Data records
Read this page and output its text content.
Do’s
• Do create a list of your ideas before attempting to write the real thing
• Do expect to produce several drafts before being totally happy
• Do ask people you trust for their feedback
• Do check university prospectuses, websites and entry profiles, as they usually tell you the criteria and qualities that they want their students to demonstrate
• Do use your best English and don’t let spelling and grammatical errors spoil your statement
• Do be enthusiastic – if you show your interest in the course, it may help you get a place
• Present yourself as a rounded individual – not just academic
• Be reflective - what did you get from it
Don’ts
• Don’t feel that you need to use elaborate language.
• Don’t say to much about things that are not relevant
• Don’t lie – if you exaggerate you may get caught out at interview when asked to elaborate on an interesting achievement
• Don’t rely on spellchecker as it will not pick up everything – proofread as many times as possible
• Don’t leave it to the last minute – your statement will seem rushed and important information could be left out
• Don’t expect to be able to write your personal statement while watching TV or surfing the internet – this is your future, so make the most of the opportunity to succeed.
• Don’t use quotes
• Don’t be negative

WORK REQUIRED: Emit the records above again, exactly, with no line skipped.

RESPONSE TO THE TASK:
Read this page and output its text content.
Do’s
• Do create a list of your ideas before attempting to write the real thing
• Do expect to produce several drafts before being totally happy
• Do ask people you trust for their feedback
• Do check university prospectuses, websites and entry profiles, as they usually tell you the criteria and qualities that they want their students to demonstrate
• Do use your best English and don’t let spelling and grammatical errors spoil your statement
• Do be enthusiastic – if you show your interest in the course, it may help you get a place
• Present yourself as a rounded individual – not just academic
• Be reflective - what did you get from it
Don’ts
• Don’t feel that you need to use elaborate language.
• Don’t say to much about things that are not relevant
• Don’t lie – if you exaggerate you may get caught out at interview when asked to elaborate on an interesting achievement
• Don’t rely on spellchecker as it will not pick up everything – proofread as many times as possible
• Don’t leave it to the last minute – your statement will seem rushed and important information could be left out
• Don’t expect to be able to write your personal statement while watching TV or surfing the internet – this is your future, so make the most of the opportunity to succeed.
• Don’t use quotes
• Don’t be negative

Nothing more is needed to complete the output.